» **AVAILABLE DATA**
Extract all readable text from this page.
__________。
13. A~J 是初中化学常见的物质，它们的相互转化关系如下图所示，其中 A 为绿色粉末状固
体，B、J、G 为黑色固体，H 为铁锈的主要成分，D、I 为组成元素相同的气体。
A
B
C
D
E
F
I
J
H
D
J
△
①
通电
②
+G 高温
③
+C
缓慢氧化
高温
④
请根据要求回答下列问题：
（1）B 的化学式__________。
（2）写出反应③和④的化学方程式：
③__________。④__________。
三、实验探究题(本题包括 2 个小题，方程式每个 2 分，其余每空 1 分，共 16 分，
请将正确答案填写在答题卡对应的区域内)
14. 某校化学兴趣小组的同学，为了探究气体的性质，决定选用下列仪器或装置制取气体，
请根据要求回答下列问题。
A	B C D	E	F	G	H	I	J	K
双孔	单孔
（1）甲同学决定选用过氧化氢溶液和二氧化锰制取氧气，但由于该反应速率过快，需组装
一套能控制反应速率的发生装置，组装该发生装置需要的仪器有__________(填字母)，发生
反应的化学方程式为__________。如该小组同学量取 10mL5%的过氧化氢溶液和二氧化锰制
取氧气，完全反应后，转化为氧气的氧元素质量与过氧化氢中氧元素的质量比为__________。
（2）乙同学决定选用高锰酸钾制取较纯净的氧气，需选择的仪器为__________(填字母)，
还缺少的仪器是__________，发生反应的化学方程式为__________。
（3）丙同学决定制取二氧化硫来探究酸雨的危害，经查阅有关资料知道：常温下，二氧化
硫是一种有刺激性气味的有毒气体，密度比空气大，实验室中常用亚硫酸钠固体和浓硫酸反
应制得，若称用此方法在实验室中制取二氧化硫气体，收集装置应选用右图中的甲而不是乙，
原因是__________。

» **WRITTEN EXERCISE**
Repeat all entries. Match them exactly.

» **OUTPUT OF THE EXERCISE**
Extract all readable text from this page.
__________。
13. A~J 是初中化学常见的物质，它们的相互转化关系如下图所示，其中 A 为绿色粉末状固
体，B、J、G 为黑色固体，H 为铁锈的主要成分，D、I 为组成元素相同的气体。
A
B
C
D
E
F
I
J
H
D
J
△
①
通电
②
+G 高温
③
+C
缓慢氧化
高温
④
请根据要求回答下列问题：
（1）B 的化学式__________。
（2）写出反应③和④的化学方程式：
③__________。④__________。
三、实验探究题(本题包括 2 个小题，方程式每个 2 分，其余每空 1 分，共 16 分，
请将正确答案填写在答题卡对应的区域内)
14. 某校化学兴趣小组的同学，为了探究气体的性质，决定选用下列仪器或装置制取气体，
请根据要求回答下列问题。
A	B C D	E	F	G	H	I	J	K
双孔	单孔
（1）甲同学决定选用过氧化氢溶液和二氧化锰制取氧气，但由于该反应速率过快，需组装
一套能控制反应速率的发生装置，组装该发生装置需要的仪器有__________(填字母)，发生
反应的化学方程式为__________。如该小组同学量取 10mL5%的过氧化氢溶液和二氧化锰制
取氧气，完全反应后，转化为氧气的氧元素质量与过氧化氢中氧元素的质量比为__________。
（2）乙同学决定选用高锰酸钾制取较纯净的氧气，需选择的仪器为__________(填字母)，
还缺少的仪器是__________，发生反应的化学方程式为__________。
（3）丙同学决定制取二氧化硫来探究酸雨的危害，经查阅有关资料知道：常温下，二氧化
硫是一种有刺激性气味的有毒气体，密度比空气大，实验室中常用亚硫酸钠固体和浓硫酸反
应制得，若称用此方法在实验室中制取二氧化硫气体，收集装置应选用右图中的甲而不是乙，
原因是__________。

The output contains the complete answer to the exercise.